Data excerpts:
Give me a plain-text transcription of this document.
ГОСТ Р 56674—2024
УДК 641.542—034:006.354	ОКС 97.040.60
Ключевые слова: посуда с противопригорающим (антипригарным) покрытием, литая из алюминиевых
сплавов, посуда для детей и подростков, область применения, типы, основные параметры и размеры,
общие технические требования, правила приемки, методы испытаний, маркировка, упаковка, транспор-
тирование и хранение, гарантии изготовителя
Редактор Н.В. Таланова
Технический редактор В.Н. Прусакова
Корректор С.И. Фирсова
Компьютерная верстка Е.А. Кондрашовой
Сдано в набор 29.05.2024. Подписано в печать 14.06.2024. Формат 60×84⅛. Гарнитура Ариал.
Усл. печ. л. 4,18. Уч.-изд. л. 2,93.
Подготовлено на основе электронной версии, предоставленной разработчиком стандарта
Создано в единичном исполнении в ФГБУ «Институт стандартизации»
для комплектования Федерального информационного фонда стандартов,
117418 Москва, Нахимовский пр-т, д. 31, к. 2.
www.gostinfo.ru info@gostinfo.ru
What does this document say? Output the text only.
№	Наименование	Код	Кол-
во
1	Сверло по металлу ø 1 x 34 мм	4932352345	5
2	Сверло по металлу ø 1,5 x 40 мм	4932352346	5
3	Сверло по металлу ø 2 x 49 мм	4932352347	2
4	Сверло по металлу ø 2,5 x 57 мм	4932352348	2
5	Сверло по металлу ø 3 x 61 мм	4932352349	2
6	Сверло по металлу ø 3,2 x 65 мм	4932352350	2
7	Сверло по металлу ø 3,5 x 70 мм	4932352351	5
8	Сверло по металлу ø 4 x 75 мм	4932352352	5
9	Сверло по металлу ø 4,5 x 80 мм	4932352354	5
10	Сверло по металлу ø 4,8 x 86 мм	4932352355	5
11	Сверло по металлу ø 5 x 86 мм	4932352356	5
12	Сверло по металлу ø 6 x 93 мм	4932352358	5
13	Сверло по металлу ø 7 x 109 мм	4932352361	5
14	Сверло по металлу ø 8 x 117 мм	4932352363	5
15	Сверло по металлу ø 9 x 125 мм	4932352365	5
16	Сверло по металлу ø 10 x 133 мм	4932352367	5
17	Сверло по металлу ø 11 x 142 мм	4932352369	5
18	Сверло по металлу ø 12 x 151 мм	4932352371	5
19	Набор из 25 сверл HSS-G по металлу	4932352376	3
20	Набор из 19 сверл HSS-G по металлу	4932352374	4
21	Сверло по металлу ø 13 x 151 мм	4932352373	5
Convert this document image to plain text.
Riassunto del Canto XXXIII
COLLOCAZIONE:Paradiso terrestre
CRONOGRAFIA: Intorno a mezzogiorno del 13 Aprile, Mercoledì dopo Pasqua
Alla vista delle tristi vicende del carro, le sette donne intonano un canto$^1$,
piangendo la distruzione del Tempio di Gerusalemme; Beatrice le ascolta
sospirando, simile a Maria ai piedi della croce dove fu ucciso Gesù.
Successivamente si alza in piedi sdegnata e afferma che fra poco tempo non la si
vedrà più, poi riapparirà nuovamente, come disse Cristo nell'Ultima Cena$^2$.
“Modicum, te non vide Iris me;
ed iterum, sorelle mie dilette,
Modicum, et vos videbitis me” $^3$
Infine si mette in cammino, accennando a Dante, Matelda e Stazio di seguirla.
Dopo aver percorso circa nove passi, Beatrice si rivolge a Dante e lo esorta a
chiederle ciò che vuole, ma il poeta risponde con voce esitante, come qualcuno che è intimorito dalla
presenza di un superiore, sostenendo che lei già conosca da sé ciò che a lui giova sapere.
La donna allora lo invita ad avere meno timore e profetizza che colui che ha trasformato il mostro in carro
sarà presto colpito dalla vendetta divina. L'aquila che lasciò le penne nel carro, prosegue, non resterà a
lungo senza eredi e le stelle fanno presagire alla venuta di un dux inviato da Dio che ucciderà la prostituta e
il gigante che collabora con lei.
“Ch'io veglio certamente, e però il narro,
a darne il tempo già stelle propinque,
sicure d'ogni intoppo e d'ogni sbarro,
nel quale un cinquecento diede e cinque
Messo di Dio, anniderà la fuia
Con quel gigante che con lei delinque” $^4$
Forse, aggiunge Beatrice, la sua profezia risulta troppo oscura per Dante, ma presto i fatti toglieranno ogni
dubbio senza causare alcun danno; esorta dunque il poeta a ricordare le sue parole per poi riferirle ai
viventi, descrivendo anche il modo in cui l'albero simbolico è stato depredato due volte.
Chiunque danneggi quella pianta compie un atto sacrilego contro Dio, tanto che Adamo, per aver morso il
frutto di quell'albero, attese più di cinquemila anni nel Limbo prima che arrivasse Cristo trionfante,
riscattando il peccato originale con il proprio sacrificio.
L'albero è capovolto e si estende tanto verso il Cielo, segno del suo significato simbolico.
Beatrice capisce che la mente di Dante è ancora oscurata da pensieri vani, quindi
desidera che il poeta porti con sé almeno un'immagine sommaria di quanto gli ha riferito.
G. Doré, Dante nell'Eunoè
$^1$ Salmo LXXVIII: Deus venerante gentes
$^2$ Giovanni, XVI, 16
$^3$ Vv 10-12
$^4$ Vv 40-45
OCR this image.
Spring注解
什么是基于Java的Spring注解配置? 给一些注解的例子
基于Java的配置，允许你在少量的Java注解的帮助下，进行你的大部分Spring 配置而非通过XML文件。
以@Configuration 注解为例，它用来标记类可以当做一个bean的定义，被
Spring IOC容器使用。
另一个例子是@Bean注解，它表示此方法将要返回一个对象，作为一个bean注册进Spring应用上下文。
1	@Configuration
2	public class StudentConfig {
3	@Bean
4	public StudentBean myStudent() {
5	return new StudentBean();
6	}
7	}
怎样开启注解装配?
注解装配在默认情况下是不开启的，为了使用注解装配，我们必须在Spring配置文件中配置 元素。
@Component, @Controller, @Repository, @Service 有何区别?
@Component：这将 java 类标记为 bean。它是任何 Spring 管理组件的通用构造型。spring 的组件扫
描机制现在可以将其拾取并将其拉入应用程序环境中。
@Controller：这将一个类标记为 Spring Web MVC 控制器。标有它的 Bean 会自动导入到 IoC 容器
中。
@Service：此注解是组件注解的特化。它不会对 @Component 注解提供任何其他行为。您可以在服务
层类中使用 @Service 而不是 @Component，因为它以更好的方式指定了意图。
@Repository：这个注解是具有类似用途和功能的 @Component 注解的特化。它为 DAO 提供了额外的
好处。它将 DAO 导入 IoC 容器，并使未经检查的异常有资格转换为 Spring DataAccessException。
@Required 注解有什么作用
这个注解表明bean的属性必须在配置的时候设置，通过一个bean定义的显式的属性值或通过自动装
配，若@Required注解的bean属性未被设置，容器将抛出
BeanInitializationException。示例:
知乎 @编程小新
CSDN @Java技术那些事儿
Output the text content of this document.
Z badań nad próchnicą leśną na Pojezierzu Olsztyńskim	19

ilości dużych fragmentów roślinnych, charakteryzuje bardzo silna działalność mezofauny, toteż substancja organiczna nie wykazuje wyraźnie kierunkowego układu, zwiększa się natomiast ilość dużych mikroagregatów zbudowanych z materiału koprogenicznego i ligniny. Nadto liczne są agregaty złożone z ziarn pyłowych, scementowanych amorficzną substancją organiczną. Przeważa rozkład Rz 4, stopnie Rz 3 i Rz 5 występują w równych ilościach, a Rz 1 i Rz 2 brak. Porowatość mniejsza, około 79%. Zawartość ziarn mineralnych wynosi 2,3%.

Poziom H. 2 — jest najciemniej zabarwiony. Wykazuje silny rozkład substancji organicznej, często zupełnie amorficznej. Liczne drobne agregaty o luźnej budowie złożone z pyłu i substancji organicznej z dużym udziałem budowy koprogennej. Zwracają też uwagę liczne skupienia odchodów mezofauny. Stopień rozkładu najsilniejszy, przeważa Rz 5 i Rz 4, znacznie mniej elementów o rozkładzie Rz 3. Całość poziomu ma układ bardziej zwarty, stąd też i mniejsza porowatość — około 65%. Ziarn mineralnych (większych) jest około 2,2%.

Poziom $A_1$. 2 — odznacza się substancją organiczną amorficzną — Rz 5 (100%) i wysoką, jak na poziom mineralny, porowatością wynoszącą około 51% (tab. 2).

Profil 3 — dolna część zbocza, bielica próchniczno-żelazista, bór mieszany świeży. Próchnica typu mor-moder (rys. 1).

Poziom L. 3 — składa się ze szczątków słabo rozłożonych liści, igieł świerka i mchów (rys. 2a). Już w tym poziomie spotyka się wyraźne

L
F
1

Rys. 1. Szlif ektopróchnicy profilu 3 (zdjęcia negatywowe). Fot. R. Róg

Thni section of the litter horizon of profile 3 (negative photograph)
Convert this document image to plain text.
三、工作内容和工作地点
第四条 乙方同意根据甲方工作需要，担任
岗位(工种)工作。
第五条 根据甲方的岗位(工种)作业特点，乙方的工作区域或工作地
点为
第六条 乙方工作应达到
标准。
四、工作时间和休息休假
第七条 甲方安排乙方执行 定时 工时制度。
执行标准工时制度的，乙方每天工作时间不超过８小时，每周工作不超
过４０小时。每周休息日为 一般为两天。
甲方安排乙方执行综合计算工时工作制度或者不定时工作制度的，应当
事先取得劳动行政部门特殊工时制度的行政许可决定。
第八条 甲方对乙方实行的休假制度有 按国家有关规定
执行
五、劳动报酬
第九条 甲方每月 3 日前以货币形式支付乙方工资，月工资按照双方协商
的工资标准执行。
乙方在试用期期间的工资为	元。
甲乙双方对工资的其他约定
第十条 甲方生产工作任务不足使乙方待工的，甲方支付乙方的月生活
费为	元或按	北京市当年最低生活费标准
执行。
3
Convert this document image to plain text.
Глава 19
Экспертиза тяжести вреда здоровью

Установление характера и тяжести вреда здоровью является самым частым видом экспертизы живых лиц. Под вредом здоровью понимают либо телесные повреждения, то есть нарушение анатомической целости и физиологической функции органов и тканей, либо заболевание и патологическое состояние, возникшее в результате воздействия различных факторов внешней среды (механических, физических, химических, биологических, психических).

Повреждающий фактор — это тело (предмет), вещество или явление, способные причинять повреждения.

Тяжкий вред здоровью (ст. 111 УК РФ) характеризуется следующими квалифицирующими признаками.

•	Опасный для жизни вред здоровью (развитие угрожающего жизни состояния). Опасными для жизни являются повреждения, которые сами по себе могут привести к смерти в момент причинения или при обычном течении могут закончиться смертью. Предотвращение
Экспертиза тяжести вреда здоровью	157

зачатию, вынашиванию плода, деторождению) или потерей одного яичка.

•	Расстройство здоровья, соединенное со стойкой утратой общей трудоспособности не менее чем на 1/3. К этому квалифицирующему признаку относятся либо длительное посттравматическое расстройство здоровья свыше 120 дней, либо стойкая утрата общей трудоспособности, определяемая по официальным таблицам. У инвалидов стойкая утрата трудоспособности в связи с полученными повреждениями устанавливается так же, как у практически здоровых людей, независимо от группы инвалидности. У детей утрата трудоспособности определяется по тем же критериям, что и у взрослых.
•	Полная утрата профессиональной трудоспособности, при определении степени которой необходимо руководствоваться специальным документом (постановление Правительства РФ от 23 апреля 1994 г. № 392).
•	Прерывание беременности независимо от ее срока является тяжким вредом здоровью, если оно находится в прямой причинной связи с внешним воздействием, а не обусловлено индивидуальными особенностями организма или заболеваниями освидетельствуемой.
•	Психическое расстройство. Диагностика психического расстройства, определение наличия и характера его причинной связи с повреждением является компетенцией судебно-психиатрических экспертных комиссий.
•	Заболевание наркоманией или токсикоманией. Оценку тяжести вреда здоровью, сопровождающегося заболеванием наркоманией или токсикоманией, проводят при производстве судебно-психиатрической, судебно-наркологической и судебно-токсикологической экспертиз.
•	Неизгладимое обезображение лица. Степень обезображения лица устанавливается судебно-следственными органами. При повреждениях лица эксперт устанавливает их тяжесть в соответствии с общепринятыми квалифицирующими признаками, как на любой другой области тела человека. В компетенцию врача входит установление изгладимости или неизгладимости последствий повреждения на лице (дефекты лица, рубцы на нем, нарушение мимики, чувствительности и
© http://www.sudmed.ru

Task requirements:
Write only the number of lines that include "piedi".

Correct response:
2